EXERCISE
Output the material below unchanged, apart from leaving out the pictures.

EXCERPTED DATA
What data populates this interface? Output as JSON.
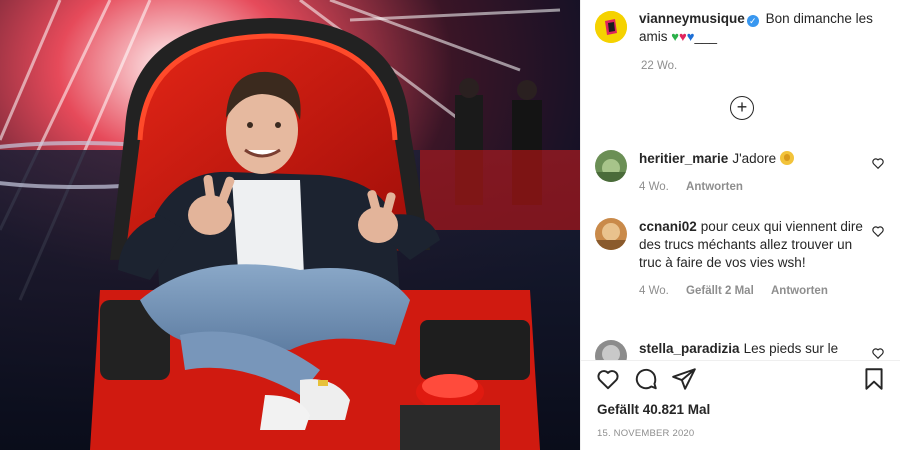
{
  "post": {
    "username": "vianneymusique",
    "verified_icon": "verified-badge-icon",
    "caption": "Bon dimanche les amis",
    "caption_suffix": "___",
    "caption_time": "22 Wo.",
    "heart_colors": [
      "#2bb04a",
      "#e0245e",
      "#1d6fd6"
    ]
  },
  "comments": [
    {
      "user": "heritier_marie",
      "text": "J'adore",
      "time": "4 Wo.",
      "likes": "",
      "reply": "Antworten"
    },
    {
      "user": "ccnani02",
      "text": "pour ceux qui viennent dire des trucs méchants allez trouver un truc à faire de vos vies wsh!",
      "time": "4 Wo.",
      "likes": "Gefällt 2 Mal",
      "reply": "Antworten"
    },
    {
      "user": "stella_paradizia",
      "text": "Les pieds sur le",
      "time": "",
      "likes": "",
      "reply": ""
    }
  ],
  "footer": {
    "likes": "Gefällt 40.821 Mal",
    "date": "15. NOVEMBER 2020"
  },
  "icons": {
    "like": "heart-icon",
    "comment": "comment-icon",
    "share": "paper-plane-icon",
    "save": "bookmark-icon",
    "load_more": "plus-circle-icon"
  }
}
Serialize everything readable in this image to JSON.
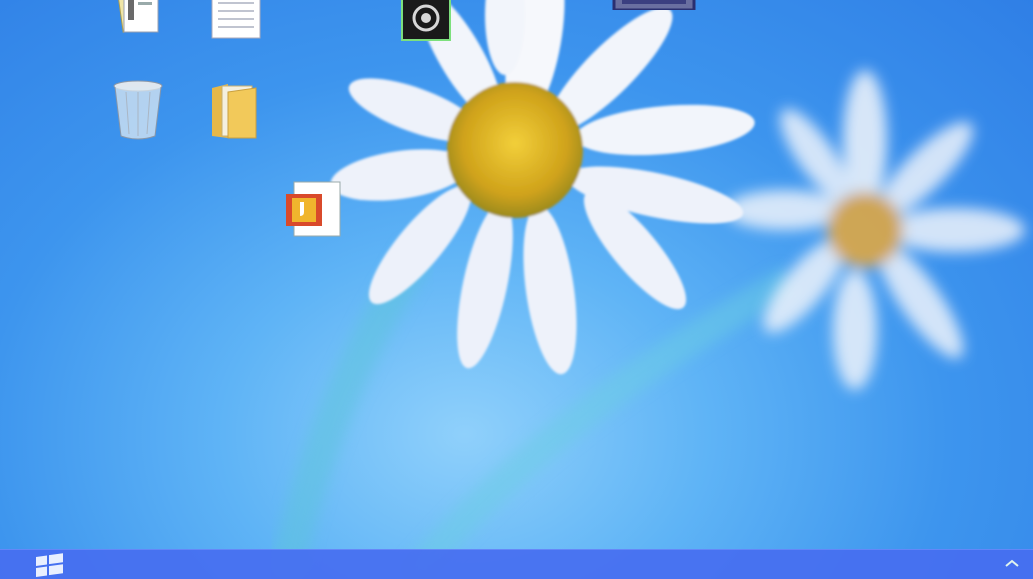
{
  "desktop": {
    "wallpaper": "daisy-flower-wallpaper",
    "background_colors": {
      "sky_center": "#8fd0fb",
      "sky_edge": "#2f7fe6",
      "petal": "#f4f6fb",
      "flower_center": "#d9b21e"
    },
    "icons": [
      {
        "name": "document-stack-icon",
        "label": ""
      },
      {
        "name": "text-document-icon",
        "label": ""
      },
      {
        "name": "qr-scanner-app-icon",
        "label": ""
      },
      {
        "name": "window-app-icon",
        "label": ""
      },
      {
        "name": "recycle-bin-icon",
        "label": ""
      },
      {
        "name": "folder-icon",
        "label": ""
      },
      {
        "name": "pdf-document-icon",
        "label": ""
      }
    ]
  },
  "taskbar": {
    "color": "#466ef0",
    "start_icon": "windows-logo-icon",
    "tray_icon": "show-hidden-icons-chevron"
  }
}
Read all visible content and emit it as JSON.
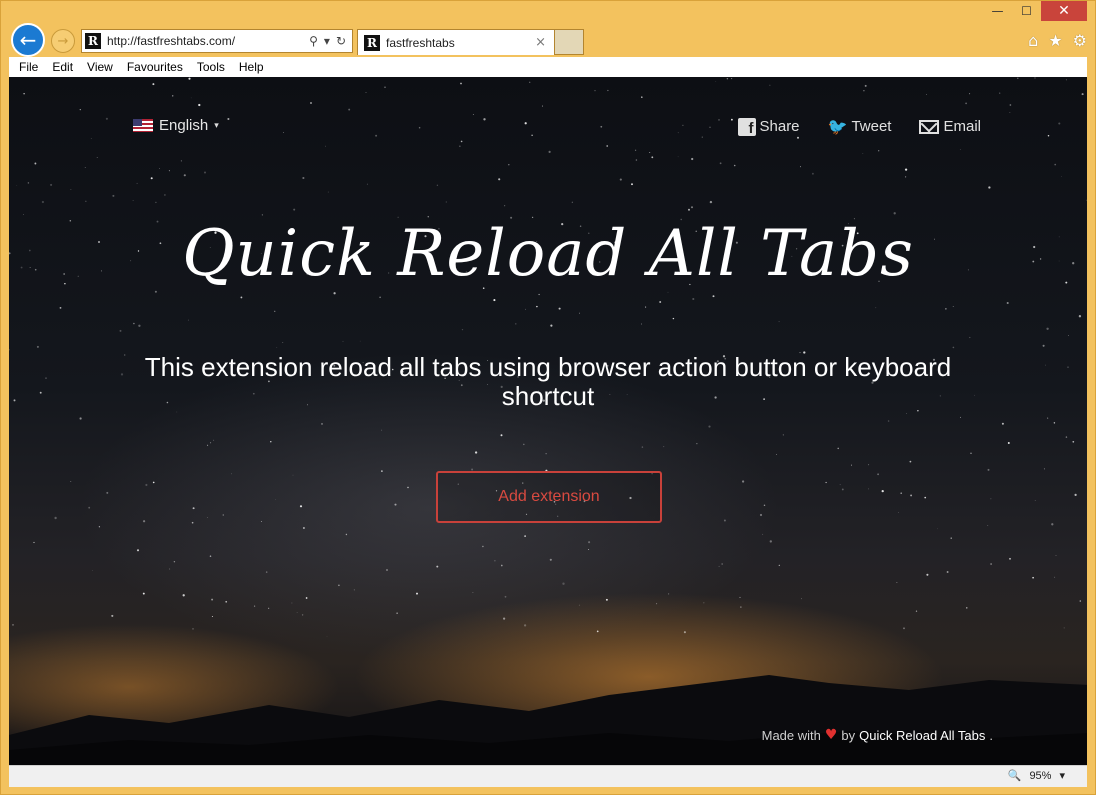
{
  "window": {
    "controls": {
      "minimize": "—",
      "maximize": "☐",
      "close": "✕"
    }
  },
  "nav": {
    "back_icon": "←",
    "forward_icon": "→",
    "address": {
      "favicon": "R",
      "url": "http://fastfreshtabs.com/",
      "search_icon": "⚲",
      "dropdown_icon": "▾",
      "refresh_icon": "↻"
    },
    "tab": {
      "favicon": "R",
      "title": "fastfreshtabs",
      "close": "×"
    },
    "right_icons": {
      "home": "⌂",
      "favorites": "★",
      "settings": "⚙"
    }
  },
  "menubar": {
    "items": [
      "File",
      "Edit",
      "View",
      "Favourites",
      "Tools",
      "Help"
    ]
  },
  "page": {
    "language": {
      "label": "English",
      "caret": "▾"
    },
    "social": {
      "share": "Share",
      "tweet": "Tweet",
      "email": "Email",
      "fb_glyph": "f",
      "tw_glyph": "🐦"
    },
    "title": "Quick Reload All Tabs",
    "subtitle": "This extension reload all tabs using browser action button or keyboard shortcut",
    "cta": "Add extension",
    "footer": {
      "made_with": "Made with",
      "heart": "♥",
      "by": "by",
      "brand": "Quick Reload All Tabs",
      "period": "."
    }
  },
  "statusbar": {
    "zoom_icon": "🔍",
    "zoom": "95%",
    "zoom_caret": "▾"
  },
  "colors": {
    "frame": "#f3c25e",
    "accent_blue": "#1b7ad2",
    "cta_red": "#d94a40",
    "heart": "#e0302f"
  }
}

TASK RESULT
What data populates this interface? Output as JSON.
{
  "post": {
    "username": "vianneymusique",
    "verified_icon": "verified-badge-icon",
    "caption": "Bon dimanche les amis",
    "caption_suffix": "___",
    "caption_time": "22 Wo.",
    "heart_colors": [
      "#2bb04a",
      "#e0245e",
      "#1d6fd6"
    ]
  },
  "comments": [
    {
      "user": "heritier_marie",
      "text": "J'adore",
      "time": "4 Wo.",
      "likes": "",
      "reply": "Antworten"
    },
    {
      "user": "ccnani02",
      "text": "pour ceux qui viennent dire des trucs méchants allez trouver un truc à faire de vos vies wsh!",
      "time": "4 Wo.",
      "likes": "Gefällt 2 Mal",
      "reply": "Antworten"
    },
    {
      "user": "stella_paradizia",
      "text": "Les pieds sur le",
      "time": "",
      "likes": "",
      "reply": ""
    }
  ],
  "footer": {
    "likes": "Gefällt 40.821 Mal",
    "date": "15. NOVEMBER 2020"
  },
  "icons": {
    "like": "heart-icon",
    "comment": "comment-icon",
    "share": "paper-plane-icon",
    "save": "bookmark-icon",
    "load_more": "plus-circle-icon"
  }
}
Serialize everything readable in this image to JSON.
{
  "desktop": {
    "wallpaper": "daisy-flower-wallpaper",
    "background_colors": {
      "sky_center": "#8fd0fb",
      "sky_edge": "#2f7fe6",
      "petal": "#f4f6fb",
      "flower_center": "#d9b21e"
    },
    "icons": [
      {
        "name": "document-stack-icon",
        "label": ""
      },
      {
        "name": "text-document-icon",
        "label": ""
      },
      {
        "name": "qr-scanner-app-icon",
        "label": ""
      },
      {
        "name": "window-app-icon",
        "label": ""
      },
      {
        "name": "recycle-bin-icon",
        "label": ""
      },
      {
        "name": "folder-icon",
        "label": ""
      },
      {
        "name": "pdf-document-icon",
        "label": ""
      }
    ]
  },
  "taskbar": {
    "color": "#466ef0",
    "start_icon": "windows-logo-icon",
    "tray_icon": "show-hidden-icons-chevron"
  }
}
Read all visible content and emit it as JSON.
{
  "window": {
    "controls": {
      "minimize": "—",
      "maximize": "☐",
      "close": "✕"
    }
  },
  "nav": {
    "back_icon": "←",
    "forward_icon": "→",
    "address": {
      "favicon": "R",
      "url": "http://fastfreshtabs.com/",
      "search_icon": "⚲",
      "dropdown_icon": "▾",
      "refresh_icon": "↻"
    },
    "tab": {
      "favicon": "R",
      "title": "fastfreshtabs",
      "close": "×"
    },
    "right_icons": {
      "home": "⌂",
      "favorites": "★",
      "settings": "⚙"
    }
  },
  "menubar": {
    "items": [
      "File",
      "Edit",
      "View",
      "Favourites",
      "Tools",
      "Help"
    ]
  },
  "page": {
    "language": {
      "label": "English",
      "caret": "▾"
    },
    "social": {
      "share": "Share",
      "tweet": "Tweet",
      "email": "Email",
      "fb_glyph": "f",
      "tw_glyph": "🐦"
    },
    "title": "Quick Reload All Tabs",
    "subtitle": "This extension reload all tabs using browser action button or keyboard shortcut",
    "cta": "Add extension",
    "footer": {
      "made_with": "Made with",
      "heart": "♥",
      "by": "by",
      "brand": "Quick Reload All Tabs",
      "period": "."
    }
  },
  "statusbar": {
    "zoom_icon": "🔍",
    "zoom": "95%",
    "zoom_caret": "▾"
  },
  "colors": {
    "frame": "#f3c25e",
    "accent_blue": "#1b7ad2",
    "cta_red": "#d94a40",
    "heart": "#e0302f"
  }
}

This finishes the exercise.